• **Input data**
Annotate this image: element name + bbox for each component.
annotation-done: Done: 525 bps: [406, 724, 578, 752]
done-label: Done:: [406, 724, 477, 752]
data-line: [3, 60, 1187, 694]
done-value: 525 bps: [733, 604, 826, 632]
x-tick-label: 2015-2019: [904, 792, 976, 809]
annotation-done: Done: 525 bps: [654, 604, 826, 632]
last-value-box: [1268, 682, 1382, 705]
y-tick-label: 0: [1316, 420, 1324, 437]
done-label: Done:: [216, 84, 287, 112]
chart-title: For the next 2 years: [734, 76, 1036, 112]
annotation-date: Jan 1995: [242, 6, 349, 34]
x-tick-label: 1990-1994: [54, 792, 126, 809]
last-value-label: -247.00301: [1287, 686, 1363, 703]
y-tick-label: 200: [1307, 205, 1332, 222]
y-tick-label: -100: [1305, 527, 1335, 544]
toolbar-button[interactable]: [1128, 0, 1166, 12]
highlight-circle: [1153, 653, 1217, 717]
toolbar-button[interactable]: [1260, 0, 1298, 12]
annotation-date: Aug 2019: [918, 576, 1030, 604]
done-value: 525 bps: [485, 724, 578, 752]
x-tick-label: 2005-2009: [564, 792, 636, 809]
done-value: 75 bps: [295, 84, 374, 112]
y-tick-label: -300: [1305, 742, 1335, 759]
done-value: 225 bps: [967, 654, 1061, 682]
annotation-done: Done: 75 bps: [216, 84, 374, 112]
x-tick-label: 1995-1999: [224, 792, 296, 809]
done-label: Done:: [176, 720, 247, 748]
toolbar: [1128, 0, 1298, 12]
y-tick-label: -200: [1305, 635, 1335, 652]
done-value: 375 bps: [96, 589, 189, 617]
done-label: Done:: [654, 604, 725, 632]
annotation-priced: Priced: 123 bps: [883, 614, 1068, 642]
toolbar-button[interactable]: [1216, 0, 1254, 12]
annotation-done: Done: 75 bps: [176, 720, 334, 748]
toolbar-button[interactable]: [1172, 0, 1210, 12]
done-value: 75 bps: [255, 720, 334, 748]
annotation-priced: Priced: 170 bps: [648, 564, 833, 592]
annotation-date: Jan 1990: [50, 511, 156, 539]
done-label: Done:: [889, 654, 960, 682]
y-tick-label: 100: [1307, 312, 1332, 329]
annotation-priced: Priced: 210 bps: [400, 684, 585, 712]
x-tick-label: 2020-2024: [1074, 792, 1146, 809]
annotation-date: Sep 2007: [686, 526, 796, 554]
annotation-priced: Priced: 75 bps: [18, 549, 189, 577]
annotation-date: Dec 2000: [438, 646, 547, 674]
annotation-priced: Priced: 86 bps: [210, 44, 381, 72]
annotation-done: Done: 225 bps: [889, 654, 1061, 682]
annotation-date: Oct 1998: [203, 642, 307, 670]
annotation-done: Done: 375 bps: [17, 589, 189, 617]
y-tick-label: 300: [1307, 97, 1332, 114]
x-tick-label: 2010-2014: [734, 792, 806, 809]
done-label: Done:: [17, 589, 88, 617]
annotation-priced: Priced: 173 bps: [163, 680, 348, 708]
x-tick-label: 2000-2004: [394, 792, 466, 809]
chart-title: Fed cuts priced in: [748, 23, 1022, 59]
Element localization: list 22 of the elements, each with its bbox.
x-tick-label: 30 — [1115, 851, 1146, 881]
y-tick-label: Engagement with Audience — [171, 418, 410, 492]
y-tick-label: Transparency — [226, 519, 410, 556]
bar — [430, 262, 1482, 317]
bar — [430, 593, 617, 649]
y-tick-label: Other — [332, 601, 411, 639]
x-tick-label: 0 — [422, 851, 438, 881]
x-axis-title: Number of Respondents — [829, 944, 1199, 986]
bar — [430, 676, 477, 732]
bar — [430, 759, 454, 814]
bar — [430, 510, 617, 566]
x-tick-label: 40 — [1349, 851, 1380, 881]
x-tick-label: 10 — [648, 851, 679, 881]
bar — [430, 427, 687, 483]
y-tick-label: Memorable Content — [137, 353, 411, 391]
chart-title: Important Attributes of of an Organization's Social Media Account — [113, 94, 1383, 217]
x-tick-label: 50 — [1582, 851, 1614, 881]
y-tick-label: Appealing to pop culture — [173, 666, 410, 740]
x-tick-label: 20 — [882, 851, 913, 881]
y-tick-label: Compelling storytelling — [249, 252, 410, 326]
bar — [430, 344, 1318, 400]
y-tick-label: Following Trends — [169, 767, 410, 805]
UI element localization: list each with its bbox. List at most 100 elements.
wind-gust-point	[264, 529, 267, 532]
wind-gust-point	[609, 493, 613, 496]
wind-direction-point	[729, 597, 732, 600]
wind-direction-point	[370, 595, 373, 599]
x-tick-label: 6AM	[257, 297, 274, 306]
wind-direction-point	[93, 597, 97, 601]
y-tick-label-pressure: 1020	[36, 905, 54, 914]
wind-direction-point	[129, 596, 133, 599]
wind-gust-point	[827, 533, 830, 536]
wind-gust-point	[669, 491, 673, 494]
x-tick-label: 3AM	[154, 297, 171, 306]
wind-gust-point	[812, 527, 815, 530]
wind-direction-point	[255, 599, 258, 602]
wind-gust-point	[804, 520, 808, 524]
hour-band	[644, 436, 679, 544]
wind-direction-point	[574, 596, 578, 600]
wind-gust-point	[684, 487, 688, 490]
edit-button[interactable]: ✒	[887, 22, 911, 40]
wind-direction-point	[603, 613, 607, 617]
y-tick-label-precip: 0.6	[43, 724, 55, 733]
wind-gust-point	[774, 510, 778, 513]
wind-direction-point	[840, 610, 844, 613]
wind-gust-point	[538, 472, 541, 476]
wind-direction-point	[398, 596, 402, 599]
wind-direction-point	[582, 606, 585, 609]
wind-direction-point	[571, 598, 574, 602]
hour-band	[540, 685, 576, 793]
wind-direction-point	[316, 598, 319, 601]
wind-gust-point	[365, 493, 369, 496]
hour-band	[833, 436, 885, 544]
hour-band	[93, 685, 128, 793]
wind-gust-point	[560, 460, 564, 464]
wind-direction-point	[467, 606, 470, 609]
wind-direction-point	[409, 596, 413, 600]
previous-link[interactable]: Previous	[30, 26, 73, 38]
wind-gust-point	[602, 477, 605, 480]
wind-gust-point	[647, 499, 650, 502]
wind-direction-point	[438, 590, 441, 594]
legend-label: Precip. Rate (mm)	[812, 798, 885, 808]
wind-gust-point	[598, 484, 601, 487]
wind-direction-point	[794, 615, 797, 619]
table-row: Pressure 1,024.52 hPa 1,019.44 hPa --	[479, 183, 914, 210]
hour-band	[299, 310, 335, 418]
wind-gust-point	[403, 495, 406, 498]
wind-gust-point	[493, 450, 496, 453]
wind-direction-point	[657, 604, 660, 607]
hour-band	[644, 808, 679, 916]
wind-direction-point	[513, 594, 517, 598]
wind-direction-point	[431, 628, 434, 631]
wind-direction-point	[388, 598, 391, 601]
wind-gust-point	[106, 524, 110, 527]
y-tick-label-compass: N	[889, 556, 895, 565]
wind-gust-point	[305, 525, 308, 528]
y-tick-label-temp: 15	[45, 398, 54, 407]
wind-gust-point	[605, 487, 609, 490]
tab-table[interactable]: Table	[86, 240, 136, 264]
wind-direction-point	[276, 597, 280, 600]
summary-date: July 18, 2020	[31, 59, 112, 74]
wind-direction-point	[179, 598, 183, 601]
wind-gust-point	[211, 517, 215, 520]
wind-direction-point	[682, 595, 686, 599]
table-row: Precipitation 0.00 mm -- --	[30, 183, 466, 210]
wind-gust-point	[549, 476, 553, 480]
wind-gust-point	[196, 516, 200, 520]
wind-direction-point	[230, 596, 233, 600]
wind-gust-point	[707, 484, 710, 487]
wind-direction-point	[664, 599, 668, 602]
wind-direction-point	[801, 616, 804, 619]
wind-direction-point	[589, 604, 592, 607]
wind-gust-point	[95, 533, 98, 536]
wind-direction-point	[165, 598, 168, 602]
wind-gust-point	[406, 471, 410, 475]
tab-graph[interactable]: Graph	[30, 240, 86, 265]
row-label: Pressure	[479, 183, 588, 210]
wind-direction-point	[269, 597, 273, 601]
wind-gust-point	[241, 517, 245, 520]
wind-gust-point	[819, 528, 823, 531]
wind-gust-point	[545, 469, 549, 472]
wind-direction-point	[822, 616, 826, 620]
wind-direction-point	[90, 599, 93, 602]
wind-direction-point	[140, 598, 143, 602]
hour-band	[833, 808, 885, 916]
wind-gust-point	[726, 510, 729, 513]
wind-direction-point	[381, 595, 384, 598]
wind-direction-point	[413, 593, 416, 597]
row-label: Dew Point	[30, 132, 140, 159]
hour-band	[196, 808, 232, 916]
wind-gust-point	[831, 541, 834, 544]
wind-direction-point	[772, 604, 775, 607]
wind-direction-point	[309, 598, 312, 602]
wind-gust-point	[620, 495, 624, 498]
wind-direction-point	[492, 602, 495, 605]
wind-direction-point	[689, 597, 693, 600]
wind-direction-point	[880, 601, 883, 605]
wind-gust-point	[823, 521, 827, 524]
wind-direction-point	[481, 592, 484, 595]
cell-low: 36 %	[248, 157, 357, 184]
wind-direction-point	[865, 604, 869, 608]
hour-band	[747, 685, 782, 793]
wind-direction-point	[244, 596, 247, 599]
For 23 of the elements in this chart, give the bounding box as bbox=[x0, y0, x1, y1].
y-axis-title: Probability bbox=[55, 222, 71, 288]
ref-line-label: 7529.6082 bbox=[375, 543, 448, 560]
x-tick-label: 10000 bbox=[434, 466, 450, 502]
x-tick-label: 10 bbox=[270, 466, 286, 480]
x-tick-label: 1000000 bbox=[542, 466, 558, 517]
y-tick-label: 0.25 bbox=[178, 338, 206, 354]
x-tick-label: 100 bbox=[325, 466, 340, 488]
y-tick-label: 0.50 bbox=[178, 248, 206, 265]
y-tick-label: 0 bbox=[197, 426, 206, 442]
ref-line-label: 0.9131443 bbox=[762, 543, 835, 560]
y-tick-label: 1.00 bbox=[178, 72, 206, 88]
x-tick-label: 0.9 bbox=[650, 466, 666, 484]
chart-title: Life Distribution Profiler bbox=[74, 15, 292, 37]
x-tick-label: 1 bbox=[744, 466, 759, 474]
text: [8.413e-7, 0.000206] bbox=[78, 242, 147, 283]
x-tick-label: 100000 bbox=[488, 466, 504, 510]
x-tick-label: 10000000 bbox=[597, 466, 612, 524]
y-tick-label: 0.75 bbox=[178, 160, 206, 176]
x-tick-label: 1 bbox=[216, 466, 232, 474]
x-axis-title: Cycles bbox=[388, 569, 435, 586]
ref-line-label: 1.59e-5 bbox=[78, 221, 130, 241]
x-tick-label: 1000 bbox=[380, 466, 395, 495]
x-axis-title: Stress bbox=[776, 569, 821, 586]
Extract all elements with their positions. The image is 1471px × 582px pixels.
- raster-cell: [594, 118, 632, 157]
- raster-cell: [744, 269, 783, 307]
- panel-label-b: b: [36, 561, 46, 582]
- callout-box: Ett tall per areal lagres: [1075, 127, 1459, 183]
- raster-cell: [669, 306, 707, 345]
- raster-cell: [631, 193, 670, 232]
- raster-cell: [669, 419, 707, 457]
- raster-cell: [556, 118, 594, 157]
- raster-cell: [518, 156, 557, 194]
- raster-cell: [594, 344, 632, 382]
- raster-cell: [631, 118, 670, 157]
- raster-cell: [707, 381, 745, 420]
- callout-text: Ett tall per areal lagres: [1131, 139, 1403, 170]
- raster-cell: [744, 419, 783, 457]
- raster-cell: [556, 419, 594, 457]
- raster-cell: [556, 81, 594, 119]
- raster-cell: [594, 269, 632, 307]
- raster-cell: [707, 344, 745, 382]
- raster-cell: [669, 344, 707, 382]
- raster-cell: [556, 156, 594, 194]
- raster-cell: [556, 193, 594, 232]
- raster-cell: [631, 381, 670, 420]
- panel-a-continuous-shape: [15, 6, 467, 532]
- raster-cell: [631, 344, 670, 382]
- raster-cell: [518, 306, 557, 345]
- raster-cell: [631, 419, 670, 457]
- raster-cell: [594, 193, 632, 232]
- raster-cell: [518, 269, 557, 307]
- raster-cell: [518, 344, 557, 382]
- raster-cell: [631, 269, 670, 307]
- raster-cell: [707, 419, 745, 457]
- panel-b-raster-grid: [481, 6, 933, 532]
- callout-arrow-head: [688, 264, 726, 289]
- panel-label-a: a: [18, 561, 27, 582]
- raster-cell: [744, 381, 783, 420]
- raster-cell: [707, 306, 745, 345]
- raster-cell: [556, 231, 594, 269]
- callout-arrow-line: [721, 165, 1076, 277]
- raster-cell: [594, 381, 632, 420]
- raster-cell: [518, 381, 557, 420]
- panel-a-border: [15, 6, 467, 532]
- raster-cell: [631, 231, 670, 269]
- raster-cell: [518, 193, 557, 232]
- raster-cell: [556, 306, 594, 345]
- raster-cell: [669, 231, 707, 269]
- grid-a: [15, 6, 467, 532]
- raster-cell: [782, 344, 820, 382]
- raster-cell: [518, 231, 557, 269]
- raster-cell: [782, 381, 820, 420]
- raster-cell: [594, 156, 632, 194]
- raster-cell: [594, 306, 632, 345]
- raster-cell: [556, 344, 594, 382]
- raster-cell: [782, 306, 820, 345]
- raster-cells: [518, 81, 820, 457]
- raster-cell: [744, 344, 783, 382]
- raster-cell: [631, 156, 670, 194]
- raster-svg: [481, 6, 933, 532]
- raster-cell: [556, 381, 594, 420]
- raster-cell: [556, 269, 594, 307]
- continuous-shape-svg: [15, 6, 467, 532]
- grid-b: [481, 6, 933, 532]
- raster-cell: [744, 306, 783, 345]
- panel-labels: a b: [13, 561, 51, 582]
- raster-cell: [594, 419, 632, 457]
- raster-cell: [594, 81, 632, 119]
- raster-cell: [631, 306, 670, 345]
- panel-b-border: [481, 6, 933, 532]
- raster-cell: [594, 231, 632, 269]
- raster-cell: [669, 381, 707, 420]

• **What to work on**
Give the items as a JSON list of strings, one string per line and no blank lines. Begin with the first line of the items and stop after the line that contains "annotation-done: Done: 75 bps: [176, 720, 334, 748]".

• **Response for this exercise**
[
  "Annotate this image: element name + bbox for each component.",
  "annotation-done: Done: 525 bps: [406, 724, 578, 752]",
  "done-label: Done:: [406, 724, 477, 752]",
  "data-line: [3, 60, 1187, 694]",
  "done-value: 525 bps: [733, 604, 826, 632]",
  "x-tick-label: 2015-2019: [904, 792, 976, 809]",
  "annotation-done: Done: 525 bps: [654, 604, 826, 632]",
  "last-value-box: [1268, 682, 1382, 705]",
  "y-tick-label: 0: [1316, 420, 1324, 437]",
  "done-label: Done:: [216, 84, 287, 112]",
  "chart-title: For the next 2 years: [734, 76, 1036, 112]",
  "annotation-date: Jan 1995: [242, 6, 349, 34]",
  "x-tick-label: 1990-1994: [54, 792, 126, 809]",
  "last-value-label: -247.00301: [1287, 686, 1363, 703]",
  "y-tick-label: 200: [1307, 205, 1332, 222]",
  "y-tick-label: -100: [1305, 527, 1335, 544]",
  "toolbar-button[interactable]: [1128, 0, 1166, 12]",
  "highlight-circle: [1153, 653, 1217, 717]",
  "toolbar-button[interactable]: [1260, 0, 1298, 12]",
  "annotation-date: Aug 2019: [918, 576, 1030, 604]",
  "done-value: 525 bps: [485, 724, 578, 752]",
  "x-tick-label: 2005-2009: [564, 792, 636, 809]",
  "done-value: 75 bps: [295, 84, 374, 112]",
  "y-tick-label: -300: [1305, 742, 1335, 759]",
  "done-value: 225 bps: [967, 654, 1061, 682]",
  "annotation-done: Done: 75 bps: [216, 84, 374, 112]",
  "x-tick-label: 1995-1999: [224, 792, 296, 809]",
  "done-label: Done:: [176, 720, 247, 748]",
  "toolbar: [1128, 0, 1298, 12]",
  "y-tick-label: -200: [1305, 635, 1335, 652]",
  "done-value: 375 bps: [96, 589, 189, 617]",
  "done-label: Done:: [654, 604, 725, 632]",
  "annotation-priced: Priced: 123 bps: [883, 614, 1068, 642]",
  "toolbar-button[interactable]: [1216, 0, 1254, 12]",
  "annotation-done: Done: 75 bps: [176, 720, 334, 748]"
]